**WORK TO BE COMPLETED:**
Take from the listing each line that has the string "School".

**INPUT:**

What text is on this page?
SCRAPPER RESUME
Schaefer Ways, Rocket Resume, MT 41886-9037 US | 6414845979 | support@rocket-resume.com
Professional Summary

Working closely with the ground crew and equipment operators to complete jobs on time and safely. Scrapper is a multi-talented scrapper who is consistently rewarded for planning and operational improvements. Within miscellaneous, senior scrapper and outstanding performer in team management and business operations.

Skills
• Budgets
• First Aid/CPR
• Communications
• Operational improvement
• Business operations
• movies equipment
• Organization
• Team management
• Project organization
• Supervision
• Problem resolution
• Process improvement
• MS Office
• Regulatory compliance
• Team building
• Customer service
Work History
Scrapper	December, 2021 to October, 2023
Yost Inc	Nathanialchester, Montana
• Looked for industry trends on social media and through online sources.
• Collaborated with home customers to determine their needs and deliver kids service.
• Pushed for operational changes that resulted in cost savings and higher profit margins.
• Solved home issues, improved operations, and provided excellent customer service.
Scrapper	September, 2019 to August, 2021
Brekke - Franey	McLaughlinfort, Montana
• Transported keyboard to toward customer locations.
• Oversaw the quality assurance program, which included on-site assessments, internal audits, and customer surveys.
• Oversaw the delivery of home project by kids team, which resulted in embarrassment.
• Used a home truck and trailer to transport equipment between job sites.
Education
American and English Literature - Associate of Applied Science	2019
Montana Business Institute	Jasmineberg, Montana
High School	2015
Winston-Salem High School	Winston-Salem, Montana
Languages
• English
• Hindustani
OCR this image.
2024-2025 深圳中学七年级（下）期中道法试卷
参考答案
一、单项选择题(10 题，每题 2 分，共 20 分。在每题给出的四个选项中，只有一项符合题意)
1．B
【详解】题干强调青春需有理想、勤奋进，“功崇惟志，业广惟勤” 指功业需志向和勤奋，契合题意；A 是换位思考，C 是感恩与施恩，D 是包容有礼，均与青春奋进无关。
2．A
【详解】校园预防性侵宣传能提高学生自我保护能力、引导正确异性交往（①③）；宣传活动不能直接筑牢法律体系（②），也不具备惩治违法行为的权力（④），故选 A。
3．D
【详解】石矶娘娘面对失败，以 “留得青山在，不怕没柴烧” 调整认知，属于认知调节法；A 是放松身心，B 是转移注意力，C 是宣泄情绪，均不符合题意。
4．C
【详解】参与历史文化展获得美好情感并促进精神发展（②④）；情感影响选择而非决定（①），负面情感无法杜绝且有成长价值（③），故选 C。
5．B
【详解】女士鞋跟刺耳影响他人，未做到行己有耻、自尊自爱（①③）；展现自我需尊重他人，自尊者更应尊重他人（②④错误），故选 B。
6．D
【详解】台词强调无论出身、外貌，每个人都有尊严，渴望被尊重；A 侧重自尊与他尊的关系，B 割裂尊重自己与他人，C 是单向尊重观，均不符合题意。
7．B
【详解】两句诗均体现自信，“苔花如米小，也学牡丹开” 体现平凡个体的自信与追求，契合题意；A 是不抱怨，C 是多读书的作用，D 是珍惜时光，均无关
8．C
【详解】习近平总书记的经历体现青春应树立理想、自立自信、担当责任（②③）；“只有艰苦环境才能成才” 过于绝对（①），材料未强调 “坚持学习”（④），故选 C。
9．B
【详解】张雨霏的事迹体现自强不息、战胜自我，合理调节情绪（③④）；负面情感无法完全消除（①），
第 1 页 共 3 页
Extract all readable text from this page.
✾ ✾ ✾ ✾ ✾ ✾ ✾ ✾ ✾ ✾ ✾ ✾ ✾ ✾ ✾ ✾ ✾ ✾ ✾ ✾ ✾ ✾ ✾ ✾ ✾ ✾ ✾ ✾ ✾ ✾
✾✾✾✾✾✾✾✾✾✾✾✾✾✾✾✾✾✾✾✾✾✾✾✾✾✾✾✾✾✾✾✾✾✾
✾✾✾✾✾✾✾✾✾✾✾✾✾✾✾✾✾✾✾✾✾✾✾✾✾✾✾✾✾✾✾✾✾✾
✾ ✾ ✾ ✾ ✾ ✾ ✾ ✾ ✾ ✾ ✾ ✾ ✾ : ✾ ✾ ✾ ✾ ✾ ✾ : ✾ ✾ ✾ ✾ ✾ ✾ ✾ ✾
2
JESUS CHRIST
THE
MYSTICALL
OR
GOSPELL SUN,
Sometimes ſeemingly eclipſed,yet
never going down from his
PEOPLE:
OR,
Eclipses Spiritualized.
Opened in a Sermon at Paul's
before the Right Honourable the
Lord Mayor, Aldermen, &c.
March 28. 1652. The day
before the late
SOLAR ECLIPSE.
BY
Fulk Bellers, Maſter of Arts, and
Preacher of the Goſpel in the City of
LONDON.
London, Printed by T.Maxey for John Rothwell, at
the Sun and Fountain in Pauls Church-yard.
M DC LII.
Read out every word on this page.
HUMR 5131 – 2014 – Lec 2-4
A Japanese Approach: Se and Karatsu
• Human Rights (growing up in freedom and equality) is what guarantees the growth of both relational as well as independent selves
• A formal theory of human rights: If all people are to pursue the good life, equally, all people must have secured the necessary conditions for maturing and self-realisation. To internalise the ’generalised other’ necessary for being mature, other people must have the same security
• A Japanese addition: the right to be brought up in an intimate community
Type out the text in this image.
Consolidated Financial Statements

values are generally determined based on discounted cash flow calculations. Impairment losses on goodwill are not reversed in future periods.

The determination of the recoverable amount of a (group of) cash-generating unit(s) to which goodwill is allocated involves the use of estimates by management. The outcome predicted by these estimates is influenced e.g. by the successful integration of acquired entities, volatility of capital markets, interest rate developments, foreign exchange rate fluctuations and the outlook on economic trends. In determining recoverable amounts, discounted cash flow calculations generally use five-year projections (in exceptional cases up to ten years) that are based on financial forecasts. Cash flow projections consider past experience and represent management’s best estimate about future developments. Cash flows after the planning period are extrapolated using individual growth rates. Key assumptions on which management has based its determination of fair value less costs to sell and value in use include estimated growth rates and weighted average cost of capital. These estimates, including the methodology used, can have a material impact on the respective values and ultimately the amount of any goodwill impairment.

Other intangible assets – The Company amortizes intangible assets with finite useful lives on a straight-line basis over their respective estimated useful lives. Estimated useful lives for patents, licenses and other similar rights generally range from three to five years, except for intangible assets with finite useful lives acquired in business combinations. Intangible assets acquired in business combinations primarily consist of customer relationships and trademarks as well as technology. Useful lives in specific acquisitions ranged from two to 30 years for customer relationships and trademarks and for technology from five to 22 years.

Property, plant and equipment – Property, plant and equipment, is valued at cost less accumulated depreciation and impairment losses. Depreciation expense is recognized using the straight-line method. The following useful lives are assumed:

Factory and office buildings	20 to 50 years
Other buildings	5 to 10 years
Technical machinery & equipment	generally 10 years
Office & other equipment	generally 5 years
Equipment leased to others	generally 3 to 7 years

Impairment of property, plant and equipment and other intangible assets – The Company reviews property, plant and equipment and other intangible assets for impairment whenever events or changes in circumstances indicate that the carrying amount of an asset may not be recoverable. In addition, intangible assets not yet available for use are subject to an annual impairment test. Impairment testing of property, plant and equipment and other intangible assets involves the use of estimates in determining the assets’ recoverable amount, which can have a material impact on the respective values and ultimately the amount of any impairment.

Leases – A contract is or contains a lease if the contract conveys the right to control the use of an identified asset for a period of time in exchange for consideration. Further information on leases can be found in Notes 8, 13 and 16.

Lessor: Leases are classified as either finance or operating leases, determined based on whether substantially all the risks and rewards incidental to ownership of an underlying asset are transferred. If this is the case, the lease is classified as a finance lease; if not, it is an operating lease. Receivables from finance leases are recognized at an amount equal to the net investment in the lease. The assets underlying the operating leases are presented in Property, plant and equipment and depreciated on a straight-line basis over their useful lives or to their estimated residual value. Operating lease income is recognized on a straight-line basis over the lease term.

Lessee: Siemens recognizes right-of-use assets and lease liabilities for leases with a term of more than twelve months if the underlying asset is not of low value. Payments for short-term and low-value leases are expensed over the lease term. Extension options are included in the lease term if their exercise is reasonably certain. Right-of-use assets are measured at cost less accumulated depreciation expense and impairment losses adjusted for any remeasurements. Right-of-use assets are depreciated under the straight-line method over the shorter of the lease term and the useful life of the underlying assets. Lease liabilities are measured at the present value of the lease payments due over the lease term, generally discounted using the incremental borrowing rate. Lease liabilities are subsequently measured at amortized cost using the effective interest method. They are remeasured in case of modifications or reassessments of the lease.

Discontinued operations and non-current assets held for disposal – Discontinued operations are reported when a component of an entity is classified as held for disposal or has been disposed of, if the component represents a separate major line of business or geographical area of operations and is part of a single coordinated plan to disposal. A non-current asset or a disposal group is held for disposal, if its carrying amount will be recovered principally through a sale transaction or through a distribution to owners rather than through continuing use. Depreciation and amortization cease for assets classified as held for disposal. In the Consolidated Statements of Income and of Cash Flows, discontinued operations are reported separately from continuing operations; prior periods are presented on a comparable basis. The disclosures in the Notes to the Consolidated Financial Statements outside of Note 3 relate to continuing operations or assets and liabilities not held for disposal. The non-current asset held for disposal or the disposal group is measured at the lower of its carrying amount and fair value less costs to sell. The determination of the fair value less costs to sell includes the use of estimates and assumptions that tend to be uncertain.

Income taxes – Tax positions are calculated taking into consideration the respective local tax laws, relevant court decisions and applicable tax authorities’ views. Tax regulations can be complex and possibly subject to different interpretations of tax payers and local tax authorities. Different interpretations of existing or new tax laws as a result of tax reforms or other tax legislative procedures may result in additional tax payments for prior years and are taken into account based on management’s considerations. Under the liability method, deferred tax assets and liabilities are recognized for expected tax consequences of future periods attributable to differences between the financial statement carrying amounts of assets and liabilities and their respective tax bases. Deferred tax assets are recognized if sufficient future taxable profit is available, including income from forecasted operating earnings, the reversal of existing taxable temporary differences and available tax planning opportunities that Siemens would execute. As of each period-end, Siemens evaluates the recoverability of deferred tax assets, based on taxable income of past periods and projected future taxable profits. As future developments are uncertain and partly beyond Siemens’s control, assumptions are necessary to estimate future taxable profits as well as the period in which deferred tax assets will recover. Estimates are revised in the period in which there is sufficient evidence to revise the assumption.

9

**COMPLETE OUTPUT:**
High School	2015
Winston-Salem High School	Winston-Salem, Montana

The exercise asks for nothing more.